• _TASK INSTRUCTIONS_: Report each line of the data that includes the word "image".

◇ ◇ ◇

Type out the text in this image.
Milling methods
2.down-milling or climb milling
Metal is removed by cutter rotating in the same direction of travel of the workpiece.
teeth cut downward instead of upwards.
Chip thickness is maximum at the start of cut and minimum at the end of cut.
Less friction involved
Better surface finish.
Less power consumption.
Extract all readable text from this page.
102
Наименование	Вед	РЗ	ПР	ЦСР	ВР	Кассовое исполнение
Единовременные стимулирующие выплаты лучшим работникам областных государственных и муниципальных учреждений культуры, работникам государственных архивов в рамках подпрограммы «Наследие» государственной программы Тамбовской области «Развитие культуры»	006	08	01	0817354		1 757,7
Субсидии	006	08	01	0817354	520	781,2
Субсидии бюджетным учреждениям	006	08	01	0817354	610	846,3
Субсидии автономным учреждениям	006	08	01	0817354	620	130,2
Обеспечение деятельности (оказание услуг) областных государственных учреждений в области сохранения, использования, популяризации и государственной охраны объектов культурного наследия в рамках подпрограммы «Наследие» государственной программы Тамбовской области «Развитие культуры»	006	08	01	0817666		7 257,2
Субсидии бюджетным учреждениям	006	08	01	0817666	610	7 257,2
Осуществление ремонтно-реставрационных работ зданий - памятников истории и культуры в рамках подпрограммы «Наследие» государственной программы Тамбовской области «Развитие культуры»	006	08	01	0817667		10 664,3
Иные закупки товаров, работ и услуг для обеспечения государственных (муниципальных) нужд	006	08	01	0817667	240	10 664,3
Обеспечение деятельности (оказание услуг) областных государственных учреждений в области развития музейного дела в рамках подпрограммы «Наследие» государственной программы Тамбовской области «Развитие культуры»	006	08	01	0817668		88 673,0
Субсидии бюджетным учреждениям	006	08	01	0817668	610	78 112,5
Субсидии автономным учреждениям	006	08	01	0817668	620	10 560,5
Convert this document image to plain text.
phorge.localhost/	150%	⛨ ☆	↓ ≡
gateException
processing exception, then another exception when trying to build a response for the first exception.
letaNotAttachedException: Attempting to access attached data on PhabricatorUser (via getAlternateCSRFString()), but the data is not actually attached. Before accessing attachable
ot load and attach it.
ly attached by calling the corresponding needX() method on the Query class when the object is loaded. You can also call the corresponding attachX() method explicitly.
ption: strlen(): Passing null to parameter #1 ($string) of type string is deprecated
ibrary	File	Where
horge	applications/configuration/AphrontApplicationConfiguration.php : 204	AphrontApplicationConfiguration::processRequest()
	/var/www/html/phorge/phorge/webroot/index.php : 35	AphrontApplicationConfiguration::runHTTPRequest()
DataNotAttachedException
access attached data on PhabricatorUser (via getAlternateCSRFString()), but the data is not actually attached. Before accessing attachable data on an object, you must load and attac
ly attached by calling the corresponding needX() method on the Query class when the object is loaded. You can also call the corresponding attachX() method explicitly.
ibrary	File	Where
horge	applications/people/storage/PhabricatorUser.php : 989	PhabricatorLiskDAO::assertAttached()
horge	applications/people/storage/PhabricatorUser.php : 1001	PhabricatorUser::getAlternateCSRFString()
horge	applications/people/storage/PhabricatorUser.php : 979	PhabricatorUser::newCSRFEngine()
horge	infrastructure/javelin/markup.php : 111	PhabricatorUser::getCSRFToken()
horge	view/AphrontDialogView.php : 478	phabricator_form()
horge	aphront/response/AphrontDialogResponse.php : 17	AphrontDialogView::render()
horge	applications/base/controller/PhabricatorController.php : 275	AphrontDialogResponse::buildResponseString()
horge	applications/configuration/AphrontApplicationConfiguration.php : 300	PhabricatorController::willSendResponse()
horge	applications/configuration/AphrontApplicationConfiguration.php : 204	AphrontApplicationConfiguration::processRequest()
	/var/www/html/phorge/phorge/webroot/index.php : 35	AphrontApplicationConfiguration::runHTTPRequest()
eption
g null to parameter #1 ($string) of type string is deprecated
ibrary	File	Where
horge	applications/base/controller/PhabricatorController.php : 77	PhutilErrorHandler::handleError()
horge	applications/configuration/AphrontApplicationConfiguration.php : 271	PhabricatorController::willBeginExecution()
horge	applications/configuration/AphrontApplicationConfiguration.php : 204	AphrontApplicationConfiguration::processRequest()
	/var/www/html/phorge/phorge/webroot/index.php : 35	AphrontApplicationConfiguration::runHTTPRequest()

◇ ◇ ◇

• _THE SOLUTION_:
Type out the text in this image.
Convert this document image to plain text.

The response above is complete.